*CHALLENGE*. For the data that follows, report how many lines contain the word "lower", and nothing else.

═══ SOURCE DATA

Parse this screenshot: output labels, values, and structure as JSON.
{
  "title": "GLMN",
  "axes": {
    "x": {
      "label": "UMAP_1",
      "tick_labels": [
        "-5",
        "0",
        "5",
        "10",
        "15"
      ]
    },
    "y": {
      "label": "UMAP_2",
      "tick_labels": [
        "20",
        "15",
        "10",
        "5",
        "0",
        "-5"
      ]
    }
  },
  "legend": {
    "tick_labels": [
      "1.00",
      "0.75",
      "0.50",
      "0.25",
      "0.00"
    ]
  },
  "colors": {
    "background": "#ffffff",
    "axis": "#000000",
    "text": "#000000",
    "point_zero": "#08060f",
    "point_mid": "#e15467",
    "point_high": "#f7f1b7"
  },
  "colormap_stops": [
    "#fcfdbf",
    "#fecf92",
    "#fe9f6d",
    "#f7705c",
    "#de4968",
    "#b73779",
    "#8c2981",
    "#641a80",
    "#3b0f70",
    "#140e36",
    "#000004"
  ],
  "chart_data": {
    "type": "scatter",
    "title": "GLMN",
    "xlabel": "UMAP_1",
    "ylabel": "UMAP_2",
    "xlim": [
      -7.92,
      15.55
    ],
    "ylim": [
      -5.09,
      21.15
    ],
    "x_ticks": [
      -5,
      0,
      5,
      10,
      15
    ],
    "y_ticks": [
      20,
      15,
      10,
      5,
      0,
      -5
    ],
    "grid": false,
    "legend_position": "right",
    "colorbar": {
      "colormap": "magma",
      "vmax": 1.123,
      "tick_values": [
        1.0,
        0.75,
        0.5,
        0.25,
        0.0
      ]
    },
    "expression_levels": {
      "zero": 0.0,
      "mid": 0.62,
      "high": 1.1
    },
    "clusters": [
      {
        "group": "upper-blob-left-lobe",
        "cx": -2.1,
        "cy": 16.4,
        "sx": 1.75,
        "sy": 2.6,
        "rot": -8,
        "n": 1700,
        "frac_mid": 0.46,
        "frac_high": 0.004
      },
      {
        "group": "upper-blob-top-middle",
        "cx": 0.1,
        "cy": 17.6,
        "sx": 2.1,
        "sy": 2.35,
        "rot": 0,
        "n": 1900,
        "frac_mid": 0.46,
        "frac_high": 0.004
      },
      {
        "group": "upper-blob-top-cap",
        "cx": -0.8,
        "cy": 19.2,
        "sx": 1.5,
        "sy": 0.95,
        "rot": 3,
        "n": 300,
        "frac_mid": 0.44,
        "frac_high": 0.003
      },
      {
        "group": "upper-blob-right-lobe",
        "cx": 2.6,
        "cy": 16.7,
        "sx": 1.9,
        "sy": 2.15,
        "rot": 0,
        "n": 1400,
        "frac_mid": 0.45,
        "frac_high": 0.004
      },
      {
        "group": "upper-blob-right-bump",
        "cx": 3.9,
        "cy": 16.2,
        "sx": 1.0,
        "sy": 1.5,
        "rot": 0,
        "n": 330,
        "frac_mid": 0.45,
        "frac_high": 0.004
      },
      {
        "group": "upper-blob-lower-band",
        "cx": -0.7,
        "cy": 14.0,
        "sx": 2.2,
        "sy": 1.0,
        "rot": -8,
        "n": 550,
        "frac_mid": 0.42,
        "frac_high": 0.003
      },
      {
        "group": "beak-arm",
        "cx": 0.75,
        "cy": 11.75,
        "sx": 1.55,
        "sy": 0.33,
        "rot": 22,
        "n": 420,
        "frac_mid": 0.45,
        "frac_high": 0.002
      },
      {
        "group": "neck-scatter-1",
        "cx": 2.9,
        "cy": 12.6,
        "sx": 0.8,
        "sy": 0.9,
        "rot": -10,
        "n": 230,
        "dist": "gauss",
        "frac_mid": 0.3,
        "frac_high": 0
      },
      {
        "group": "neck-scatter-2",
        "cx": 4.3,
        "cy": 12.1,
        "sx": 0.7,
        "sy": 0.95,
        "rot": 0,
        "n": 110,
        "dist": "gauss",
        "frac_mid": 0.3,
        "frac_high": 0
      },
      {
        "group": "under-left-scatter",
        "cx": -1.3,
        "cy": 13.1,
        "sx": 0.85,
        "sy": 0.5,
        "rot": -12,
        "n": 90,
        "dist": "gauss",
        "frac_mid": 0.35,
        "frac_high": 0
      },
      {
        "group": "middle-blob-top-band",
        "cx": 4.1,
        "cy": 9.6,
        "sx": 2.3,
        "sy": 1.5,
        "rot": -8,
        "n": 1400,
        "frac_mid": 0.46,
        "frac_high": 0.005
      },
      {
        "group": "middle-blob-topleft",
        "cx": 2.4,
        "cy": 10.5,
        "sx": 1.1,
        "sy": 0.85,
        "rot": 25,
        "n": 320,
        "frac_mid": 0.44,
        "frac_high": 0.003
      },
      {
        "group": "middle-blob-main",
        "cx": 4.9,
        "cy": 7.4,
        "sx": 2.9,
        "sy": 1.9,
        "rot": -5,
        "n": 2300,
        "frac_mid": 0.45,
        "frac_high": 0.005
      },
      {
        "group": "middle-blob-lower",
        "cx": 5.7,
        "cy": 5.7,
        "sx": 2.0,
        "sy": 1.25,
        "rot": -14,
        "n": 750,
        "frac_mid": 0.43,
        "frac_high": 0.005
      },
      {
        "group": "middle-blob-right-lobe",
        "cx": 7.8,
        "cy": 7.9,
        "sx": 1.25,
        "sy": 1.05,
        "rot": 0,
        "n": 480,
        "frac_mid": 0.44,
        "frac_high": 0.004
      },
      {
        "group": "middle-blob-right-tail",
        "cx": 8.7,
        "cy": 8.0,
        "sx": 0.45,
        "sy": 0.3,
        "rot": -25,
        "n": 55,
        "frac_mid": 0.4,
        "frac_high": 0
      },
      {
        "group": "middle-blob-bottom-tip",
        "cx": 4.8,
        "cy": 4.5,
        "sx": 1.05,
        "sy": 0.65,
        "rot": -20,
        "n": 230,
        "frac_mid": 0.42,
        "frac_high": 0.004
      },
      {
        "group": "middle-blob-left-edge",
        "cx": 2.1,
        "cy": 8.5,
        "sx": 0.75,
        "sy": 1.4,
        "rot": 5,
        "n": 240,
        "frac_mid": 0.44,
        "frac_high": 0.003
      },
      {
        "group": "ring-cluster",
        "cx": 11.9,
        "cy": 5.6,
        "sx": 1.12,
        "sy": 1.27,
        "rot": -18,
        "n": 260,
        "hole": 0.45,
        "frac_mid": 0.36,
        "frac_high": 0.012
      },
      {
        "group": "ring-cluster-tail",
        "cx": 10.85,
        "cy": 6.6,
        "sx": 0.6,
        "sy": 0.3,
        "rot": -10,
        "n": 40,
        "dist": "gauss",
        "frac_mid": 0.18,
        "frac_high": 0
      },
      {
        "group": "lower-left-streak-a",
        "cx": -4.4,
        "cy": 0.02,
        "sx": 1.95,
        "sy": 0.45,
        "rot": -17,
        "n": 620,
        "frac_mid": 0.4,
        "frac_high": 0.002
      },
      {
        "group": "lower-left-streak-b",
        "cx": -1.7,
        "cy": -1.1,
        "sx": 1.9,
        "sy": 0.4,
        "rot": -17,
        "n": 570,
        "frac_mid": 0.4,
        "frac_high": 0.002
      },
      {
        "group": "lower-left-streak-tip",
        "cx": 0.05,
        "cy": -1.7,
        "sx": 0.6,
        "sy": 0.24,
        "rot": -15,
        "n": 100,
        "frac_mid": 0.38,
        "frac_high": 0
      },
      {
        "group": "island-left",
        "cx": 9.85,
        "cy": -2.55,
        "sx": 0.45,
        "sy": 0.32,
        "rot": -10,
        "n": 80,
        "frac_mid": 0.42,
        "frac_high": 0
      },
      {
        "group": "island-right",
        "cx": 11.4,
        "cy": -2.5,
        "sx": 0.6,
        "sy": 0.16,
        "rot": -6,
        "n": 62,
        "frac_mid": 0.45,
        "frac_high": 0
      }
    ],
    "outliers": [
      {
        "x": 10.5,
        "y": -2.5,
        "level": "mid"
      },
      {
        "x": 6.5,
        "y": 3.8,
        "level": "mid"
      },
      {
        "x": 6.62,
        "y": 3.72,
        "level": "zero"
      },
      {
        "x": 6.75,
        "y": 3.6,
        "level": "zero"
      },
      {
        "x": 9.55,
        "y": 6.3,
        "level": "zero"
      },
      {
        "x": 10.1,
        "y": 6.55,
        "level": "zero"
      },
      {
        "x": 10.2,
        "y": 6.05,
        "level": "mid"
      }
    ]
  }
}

══════

*TASK RESULT*. 5